* AIM:
Wherever a line in the data below holds "maior", copy that line.

* SUPPLIED MATERIAL:
* Start *

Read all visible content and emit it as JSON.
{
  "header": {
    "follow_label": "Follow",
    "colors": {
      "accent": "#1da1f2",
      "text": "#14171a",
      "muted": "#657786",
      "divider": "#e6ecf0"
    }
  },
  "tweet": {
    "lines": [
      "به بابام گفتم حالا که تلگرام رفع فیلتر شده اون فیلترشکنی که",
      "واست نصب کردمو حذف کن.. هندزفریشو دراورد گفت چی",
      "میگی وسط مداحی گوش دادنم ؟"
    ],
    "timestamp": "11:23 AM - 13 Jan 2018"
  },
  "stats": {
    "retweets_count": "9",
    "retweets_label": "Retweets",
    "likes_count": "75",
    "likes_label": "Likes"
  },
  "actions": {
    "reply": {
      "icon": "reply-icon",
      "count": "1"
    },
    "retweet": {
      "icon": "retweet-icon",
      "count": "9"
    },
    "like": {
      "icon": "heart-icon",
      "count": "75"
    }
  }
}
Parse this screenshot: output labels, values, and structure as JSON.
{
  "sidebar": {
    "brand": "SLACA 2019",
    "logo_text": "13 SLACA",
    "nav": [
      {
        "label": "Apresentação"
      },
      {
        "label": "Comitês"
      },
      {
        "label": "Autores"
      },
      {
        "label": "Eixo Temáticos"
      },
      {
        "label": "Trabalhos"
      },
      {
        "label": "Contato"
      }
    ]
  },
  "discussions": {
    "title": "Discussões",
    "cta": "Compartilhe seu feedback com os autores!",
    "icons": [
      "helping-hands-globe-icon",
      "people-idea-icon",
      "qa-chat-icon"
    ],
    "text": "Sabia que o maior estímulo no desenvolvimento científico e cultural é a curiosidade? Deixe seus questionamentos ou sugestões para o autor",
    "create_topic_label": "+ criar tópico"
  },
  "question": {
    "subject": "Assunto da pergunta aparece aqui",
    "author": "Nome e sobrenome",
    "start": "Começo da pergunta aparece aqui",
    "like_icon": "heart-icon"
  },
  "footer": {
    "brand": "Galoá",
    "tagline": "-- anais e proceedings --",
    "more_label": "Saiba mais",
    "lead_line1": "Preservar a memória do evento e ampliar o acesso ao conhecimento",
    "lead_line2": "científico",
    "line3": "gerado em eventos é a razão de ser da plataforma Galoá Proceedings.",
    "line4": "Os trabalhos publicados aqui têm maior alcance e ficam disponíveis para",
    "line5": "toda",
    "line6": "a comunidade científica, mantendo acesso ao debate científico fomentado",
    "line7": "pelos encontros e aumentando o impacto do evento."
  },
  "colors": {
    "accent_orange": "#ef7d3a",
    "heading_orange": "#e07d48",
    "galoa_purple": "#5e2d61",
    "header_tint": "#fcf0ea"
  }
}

* End *

* SOLUTION:
    "text": "Sabia que o maior estímulo no desenvolvimento científico e cultural é a curiosidade? Deixe seus questionamentos ou sugestões para o autor",
    "line4": "Os trabalhos publicados aqui têm maior alcance e ficam disponíveis para",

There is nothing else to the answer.